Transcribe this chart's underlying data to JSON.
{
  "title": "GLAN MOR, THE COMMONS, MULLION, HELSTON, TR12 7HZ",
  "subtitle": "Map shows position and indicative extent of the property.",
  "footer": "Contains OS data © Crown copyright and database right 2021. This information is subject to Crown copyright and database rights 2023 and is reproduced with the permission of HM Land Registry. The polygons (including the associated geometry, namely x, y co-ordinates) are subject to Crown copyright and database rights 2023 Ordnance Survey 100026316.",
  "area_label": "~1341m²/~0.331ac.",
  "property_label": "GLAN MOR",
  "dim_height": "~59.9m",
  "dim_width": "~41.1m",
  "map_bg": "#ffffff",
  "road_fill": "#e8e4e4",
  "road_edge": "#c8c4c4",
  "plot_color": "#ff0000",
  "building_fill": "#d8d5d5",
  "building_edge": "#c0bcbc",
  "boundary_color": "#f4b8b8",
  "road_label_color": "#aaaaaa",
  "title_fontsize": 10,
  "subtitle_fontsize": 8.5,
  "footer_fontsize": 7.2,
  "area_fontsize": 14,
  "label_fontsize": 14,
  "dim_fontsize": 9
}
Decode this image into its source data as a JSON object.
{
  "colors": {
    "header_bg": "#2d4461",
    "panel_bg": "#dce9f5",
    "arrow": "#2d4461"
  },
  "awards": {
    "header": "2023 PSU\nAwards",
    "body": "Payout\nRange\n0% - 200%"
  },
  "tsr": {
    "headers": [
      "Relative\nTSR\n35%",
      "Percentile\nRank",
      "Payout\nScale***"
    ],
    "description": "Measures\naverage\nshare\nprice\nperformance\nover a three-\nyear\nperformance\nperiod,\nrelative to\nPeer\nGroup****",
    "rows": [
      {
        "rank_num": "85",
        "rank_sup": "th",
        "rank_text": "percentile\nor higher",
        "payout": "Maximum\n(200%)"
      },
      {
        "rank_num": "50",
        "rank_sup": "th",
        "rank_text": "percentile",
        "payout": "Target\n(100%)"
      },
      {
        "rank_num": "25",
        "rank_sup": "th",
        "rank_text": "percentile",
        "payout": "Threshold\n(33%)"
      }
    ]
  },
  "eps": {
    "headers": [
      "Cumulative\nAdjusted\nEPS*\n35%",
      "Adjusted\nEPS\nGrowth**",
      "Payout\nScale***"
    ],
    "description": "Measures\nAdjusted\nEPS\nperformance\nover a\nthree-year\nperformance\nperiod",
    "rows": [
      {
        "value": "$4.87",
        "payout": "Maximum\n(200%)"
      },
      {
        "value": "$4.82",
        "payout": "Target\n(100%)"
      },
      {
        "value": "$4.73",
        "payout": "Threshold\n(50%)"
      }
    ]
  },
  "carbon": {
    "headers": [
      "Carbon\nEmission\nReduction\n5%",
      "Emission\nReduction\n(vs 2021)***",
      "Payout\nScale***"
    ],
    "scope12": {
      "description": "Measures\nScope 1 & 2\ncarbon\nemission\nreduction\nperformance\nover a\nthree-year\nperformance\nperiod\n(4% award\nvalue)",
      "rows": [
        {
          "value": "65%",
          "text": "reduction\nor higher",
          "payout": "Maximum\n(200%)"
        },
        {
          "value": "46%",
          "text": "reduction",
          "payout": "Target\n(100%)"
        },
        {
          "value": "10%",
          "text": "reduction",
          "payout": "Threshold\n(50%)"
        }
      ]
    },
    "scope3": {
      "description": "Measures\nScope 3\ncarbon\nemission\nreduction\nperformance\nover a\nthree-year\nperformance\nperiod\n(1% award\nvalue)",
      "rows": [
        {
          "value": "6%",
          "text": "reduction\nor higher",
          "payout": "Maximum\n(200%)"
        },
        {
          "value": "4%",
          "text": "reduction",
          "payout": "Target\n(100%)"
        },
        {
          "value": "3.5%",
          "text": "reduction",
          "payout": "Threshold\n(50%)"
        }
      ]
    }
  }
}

▸ **Requirement**: Search the material above for "JSON". Pull out each line where it shows up.

▸ **Correct answer**:
Transcribe this chart's underlying data to JSON.
Decode this image into its source data as a JSON object.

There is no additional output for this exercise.